Requirement - Using the entries that follow, collect the lines where the word "Mark" appears.

Material for this exercise -
◇ ◇ ◇
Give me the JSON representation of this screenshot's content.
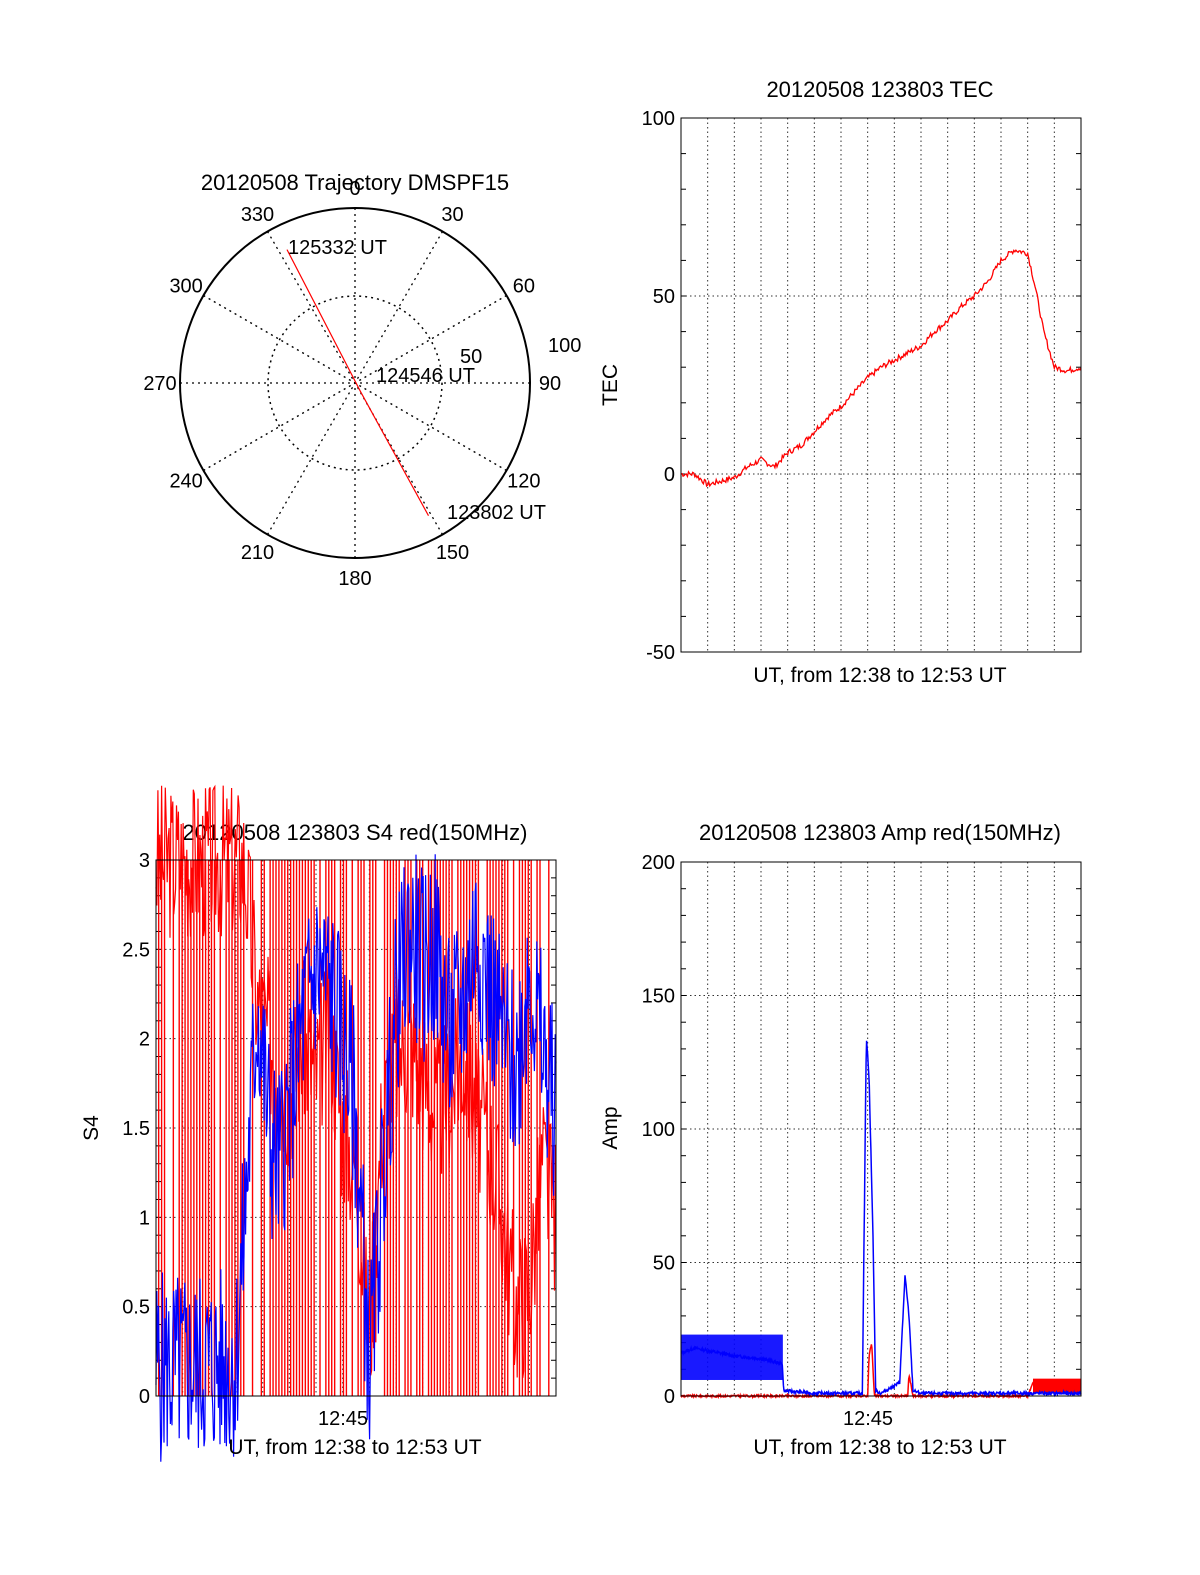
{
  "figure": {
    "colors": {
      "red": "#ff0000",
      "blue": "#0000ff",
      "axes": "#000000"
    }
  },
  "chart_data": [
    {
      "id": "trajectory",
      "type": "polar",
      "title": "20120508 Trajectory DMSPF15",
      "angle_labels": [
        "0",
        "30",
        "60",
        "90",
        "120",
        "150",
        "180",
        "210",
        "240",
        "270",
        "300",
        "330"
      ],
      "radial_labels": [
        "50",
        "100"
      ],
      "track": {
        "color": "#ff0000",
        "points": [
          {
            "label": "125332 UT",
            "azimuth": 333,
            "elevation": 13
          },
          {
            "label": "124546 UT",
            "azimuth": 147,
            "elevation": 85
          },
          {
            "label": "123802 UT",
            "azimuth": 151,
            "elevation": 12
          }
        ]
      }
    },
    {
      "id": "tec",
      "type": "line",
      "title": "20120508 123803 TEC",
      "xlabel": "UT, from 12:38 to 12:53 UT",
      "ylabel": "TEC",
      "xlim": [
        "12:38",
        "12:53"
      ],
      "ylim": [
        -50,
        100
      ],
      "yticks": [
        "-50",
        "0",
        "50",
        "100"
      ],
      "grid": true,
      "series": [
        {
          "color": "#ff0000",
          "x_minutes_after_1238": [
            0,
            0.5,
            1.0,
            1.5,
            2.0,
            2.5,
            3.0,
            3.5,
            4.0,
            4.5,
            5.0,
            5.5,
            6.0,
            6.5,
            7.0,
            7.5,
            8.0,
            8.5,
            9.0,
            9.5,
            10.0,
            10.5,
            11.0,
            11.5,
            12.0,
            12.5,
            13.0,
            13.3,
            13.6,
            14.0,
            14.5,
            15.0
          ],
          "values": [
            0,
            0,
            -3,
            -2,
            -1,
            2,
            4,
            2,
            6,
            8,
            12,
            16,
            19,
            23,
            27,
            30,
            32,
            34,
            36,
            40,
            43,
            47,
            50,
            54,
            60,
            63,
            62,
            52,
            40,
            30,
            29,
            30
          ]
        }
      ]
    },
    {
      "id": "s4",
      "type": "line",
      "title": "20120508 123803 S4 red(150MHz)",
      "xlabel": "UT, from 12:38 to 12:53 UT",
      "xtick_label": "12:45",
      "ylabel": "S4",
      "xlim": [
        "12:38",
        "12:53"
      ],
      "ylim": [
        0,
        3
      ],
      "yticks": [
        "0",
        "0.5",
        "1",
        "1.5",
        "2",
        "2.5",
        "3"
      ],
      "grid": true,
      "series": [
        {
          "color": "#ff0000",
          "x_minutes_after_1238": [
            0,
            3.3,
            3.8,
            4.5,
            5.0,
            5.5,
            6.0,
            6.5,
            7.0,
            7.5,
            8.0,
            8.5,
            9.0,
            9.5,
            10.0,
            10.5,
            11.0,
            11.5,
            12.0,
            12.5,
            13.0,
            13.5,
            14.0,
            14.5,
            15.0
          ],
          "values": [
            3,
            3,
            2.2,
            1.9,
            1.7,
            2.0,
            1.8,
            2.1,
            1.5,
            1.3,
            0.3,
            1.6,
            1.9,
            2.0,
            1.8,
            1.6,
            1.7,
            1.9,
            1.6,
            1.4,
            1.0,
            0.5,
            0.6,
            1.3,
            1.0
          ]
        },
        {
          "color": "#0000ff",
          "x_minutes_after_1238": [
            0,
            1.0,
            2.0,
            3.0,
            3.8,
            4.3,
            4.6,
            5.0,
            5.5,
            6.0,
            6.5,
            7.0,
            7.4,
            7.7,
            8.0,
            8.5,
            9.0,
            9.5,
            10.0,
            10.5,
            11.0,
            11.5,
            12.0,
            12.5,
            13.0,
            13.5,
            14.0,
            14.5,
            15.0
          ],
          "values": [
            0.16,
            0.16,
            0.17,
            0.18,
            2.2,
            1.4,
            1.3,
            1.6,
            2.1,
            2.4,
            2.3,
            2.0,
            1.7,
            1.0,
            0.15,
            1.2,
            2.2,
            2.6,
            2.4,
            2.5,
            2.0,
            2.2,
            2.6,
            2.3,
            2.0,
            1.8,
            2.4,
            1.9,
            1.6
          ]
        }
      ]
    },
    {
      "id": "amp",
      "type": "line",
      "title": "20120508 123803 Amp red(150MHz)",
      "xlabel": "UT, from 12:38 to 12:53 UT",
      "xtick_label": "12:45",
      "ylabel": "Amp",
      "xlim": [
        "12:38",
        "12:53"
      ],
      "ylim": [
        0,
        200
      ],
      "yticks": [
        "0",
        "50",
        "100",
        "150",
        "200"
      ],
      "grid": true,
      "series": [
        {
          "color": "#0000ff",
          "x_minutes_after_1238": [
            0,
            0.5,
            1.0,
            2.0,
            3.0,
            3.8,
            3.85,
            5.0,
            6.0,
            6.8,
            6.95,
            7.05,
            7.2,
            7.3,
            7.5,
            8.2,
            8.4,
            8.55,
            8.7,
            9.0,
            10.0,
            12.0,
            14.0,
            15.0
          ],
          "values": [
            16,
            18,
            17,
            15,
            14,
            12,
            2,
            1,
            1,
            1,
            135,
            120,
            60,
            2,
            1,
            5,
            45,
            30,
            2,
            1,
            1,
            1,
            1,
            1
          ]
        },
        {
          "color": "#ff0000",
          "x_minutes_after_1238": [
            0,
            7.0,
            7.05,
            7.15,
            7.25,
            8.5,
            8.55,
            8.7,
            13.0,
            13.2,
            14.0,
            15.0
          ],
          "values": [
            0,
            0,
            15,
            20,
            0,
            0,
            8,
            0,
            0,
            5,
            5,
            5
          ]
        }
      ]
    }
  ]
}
◇ ◇ ◇
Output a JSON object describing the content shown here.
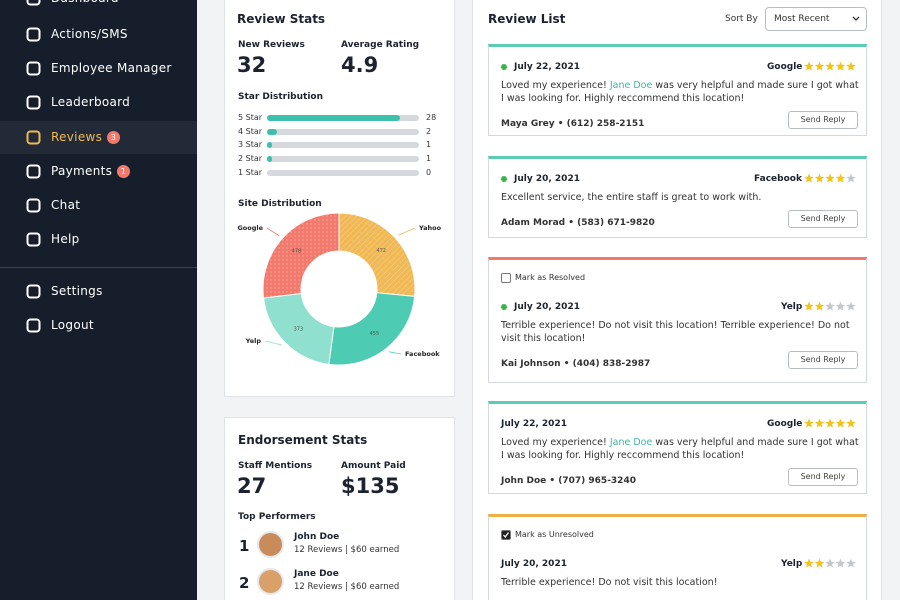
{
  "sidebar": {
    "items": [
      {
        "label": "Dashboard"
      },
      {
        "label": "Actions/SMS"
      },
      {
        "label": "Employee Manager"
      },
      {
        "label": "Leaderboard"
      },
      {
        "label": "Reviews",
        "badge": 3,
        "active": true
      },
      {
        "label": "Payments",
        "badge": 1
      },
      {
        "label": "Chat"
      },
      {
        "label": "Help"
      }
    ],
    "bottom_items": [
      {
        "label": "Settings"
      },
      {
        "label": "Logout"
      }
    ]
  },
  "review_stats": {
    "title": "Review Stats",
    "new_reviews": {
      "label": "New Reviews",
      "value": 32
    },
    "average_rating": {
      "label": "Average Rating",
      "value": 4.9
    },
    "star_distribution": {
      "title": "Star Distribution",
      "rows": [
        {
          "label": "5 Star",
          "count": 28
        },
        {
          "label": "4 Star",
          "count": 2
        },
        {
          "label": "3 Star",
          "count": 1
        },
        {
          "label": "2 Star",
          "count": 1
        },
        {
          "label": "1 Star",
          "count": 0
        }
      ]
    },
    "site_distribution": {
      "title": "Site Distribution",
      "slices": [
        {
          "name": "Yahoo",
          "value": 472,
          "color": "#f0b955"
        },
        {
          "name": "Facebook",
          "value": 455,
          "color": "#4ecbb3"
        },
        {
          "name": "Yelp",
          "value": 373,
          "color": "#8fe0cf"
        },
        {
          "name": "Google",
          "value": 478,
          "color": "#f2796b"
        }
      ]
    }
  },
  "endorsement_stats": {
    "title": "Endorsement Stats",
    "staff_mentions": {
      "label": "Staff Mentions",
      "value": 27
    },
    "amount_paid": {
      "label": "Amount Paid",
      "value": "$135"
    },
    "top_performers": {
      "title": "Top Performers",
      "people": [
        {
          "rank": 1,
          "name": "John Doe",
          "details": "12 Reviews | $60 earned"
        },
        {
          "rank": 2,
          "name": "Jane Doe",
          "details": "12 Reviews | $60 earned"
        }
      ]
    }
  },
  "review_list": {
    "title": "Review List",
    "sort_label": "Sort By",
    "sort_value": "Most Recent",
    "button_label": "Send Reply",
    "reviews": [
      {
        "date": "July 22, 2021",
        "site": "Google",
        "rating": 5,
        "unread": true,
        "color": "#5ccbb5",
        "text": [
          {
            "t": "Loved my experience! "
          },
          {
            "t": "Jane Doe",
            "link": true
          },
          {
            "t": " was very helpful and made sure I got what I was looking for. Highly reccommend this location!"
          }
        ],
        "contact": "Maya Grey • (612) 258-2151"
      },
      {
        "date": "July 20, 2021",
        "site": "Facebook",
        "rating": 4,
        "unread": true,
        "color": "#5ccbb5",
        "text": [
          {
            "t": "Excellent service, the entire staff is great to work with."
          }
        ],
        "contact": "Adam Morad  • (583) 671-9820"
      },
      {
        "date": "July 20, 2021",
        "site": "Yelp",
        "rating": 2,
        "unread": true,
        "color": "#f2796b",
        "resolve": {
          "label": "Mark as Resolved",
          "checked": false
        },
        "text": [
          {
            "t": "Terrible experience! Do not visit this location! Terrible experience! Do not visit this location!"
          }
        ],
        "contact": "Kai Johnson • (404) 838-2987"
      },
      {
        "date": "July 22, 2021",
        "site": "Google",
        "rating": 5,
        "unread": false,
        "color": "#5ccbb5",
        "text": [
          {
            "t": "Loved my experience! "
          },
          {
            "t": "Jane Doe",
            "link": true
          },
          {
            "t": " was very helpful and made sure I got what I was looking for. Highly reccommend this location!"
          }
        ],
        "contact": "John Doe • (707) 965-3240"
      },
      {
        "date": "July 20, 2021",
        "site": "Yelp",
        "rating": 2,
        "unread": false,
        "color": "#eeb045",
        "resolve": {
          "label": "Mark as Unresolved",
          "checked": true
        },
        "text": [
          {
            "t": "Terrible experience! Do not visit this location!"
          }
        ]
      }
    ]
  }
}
◇ ◇ ◇
Solution -
          "label": "Mark as Resolved",
          "label": "Mark as Unresolved",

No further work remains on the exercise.